Exercise goal: Using the records below, locate all lines containing "members" and return them.

Data records:

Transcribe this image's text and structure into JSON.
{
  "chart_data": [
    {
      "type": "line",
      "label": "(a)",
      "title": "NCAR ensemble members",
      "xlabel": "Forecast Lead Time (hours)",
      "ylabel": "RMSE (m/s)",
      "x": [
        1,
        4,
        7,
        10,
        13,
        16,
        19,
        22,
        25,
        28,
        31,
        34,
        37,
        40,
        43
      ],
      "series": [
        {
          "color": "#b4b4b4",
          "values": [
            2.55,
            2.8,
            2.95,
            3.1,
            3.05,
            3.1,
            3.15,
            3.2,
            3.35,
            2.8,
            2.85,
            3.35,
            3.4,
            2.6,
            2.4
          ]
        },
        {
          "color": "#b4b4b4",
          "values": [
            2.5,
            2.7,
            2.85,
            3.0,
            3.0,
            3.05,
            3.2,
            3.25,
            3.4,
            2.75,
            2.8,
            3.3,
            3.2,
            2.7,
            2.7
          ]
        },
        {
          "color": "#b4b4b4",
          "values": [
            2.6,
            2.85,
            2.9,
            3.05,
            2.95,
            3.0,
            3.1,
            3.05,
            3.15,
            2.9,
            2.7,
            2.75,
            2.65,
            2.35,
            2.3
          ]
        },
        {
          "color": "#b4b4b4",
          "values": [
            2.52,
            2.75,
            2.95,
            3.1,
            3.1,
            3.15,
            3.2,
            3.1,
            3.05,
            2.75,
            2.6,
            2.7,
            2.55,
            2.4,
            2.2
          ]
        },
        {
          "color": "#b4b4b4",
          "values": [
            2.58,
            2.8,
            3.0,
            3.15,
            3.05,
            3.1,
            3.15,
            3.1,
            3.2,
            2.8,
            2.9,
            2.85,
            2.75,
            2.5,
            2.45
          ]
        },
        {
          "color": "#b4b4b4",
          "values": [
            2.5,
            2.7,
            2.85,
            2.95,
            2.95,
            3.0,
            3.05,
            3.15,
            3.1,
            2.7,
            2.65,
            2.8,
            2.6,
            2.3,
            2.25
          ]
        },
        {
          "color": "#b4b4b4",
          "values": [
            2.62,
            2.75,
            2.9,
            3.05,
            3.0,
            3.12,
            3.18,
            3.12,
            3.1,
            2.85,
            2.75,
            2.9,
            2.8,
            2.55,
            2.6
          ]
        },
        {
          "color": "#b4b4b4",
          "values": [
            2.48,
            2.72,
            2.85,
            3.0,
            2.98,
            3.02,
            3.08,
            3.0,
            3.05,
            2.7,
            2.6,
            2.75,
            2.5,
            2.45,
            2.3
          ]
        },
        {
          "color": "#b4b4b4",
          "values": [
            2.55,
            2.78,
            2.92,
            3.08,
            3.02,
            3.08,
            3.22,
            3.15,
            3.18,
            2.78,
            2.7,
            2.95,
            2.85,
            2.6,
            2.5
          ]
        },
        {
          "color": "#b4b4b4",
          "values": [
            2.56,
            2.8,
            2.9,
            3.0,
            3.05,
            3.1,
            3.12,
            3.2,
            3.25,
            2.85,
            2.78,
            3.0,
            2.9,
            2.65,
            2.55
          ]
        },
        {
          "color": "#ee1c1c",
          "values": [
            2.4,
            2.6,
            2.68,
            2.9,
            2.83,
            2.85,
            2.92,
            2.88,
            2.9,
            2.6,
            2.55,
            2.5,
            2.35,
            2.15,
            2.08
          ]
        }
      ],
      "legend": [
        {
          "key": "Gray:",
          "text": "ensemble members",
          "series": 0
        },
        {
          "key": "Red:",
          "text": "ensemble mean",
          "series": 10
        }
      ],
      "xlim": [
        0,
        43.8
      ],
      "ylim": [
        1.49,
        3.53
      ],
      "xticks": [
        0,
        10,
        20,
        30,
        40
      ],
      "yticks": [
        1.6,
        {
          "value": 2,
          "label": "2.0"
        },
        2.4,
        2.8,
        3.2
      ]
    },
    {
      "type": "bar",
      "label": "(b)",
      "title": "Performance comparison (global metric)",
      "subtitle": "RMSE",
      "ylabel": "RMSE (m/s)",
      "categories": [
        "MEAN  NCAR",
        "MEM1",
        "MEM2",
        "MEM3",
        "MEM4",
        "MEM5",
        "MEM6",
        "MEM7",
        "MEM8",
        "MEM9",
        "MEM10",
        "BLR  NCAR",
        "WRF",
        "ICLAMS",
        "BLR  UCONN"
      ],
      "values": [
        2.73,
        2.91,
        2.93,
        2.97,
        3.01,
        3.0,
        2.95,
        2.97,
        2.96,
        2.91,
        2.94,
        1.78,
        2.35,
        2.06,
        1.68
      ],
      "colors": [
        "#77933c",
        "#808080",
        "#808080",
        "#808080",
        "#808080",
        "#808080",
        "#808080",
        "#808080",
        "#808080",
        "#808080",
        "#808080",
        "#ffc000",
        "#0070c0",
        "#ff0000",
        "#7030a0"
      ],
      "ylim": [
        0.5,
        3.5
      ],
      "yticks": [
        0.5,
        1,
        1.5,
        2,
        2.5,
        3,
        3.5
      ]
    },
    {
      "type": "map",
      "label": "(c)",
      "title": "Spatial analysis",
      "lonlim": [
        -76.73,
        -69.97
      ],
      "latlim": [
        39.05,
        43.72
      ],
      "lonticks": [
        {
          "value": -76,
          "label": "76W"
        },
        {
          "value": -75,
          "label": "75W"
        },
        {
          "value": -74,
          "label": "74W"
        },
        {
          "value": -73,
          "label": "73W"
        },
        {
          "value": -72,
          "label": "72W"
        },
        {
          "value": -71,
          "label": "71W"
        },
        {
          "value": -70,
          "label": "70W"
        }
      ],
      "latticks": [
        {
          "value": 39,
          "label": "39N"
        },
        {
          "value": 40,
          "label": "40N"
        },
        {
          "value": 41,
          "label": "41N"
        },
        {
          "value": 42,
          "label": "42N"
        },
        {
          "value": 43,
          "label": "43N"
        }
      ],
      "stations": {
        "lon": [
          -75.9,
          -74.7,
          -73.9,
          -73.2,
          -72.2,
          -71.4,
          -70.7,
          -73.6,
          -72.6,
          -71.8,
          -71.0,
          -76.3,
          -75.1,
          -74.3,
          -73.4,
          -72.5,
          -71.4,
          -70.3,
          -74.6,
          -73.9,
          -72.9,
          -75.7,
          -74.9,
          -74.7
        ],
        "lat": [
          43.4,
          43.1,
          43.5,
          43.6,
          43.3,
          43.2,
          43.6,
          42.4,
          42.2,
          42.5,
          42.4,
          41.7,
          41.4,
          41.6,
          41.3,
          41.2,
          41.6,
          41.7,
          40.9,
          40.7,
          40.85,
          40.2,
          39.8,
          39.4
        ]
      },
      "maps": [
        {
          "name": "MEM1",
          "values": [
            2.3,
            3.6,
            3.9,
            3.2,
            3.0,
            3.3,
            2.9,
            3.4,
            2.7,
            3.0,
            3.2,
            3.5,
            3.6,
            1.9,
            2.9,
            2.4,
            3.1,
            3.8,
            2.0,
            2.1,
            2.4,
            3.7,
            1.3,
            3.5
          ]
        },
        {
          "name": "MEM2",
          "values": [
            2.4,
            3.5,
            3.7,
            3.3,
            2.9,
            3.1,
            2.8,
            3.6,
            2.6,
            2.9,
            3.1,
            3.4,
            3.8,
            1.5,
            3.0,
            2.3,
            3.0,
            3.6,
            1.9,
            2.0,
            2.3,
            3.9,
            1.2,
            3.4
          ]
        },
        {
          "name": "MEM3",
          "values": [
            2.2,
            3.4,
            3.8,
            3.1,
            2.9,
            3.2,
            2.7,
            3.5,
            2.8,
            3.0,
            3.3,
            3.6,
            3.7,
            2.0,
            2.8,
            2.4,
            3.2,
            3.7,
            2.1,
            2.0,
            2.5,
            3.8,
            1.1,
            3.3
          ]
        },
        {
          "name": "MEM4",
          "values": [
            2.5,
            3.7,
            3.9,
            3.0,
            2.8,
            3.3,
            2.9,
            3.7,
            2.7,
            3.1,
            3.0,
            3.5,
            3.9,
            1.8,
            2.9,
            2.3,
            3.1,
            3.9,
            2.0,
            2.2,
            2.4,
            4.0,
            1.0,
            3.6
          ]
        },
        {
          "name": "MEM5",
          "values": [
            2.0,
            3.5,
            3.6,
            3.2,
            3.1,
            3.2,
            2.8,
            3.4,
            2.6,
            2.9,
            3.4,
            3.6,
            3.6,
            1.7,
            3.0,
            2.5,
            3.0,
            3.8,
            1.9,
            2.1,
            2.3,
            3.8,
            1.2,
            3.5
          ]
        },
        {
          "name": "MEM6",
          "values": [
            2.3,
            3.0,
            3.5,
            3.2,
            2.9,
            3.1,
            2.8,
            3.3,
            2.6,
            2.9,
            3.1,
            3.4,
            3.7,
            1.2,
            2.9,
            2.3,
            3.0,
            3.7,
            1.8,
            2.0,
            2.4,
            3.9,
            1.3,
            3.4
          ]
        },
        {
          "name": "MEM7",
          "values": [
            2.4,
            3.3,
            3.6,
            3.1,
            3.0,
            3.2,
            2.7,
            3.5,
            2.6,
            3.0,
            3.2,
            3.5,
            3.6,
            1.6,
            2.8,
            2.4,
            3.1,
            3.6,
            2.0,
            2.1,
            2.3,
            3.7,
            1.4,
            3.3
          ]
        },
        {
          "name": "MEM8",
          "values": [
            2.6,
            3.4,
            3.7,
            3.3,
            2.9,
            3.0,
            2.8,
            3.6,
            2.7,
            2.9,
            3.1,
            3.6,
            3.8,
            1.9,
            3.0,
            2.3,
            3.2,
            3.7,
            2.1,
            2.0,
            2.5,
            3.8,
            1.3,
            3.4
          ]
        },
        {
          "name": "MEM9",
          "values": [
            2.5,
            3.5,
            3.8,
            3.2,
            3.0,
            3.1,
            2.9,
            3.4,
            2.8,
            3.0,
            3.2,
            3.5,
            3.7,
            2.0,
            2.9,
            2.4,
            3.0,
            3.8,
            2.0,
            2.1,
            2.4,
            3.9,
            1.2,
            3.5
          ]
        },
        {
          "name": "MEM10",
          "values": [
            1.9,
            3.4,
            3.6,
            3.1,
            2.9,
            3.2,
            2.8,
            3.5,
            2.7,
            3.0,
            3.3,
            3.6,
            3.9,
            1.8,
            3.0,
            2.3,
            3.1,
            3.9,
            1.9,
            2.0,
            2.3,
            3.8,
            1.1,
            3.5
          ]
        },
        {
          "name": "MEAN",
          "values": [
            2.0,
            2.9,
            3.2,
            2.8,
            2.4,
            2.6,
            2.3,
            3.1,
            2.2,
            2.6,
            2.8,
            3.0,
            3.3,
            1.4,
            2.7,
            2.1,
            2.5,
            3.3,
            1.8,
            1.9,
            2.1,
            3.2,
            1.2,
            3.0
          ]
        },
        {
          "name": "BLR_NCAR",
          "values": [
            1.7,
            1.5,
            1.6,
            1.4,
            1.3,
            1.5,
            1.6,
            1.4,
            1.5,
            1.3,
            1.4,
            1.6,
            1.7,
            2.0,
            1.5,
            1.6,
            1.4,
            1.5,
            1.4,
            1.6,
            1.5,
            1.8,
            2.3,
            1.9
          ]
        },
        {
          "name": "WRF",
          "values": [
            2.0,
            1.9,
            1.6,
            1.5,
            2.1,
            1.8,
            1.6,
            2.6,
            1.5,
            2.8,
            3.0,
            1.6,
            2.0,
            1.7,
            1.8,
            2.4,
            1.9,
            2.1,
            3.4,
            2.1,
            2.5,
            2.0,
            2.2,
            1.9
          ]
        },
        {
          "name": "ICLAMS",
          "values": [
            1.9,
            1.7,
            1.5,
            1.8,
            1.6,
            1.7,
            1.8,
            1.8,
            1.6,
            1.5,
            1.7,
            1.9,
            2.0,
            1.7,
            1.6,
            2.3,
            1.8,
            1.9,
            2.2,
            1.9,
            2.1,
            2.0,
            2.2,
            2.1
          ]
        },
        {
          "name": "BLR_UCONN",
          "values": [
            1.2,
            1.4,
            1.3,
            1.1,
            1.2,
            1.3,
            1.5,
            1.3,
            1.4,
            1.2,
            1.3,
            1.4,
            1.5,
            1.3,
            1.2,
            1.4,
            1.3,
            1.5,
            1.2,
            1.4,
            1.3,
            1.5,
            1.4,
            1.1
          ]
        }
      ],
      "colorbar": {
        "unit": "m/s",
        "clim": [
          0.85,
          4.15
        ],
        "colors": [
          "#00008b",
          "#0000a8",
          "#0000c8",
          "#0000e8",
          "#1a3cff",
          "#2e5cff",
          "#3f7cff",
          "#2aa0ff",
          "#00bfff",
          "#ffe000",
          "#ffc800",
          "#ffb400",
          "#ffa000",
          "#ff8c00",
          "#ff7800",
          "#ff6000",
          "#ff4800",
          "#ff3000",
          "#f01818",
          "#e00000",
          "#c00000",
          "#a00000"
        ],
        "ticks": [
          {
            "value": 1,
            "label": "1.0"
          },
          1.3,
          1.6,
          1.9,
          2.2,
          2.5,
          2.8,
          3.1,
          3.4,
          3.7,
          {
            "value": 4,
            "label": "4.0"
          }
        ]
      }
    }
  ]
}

Answer to this task:
      "title": "NCAR ensemble members",
          "text": "ensemble members",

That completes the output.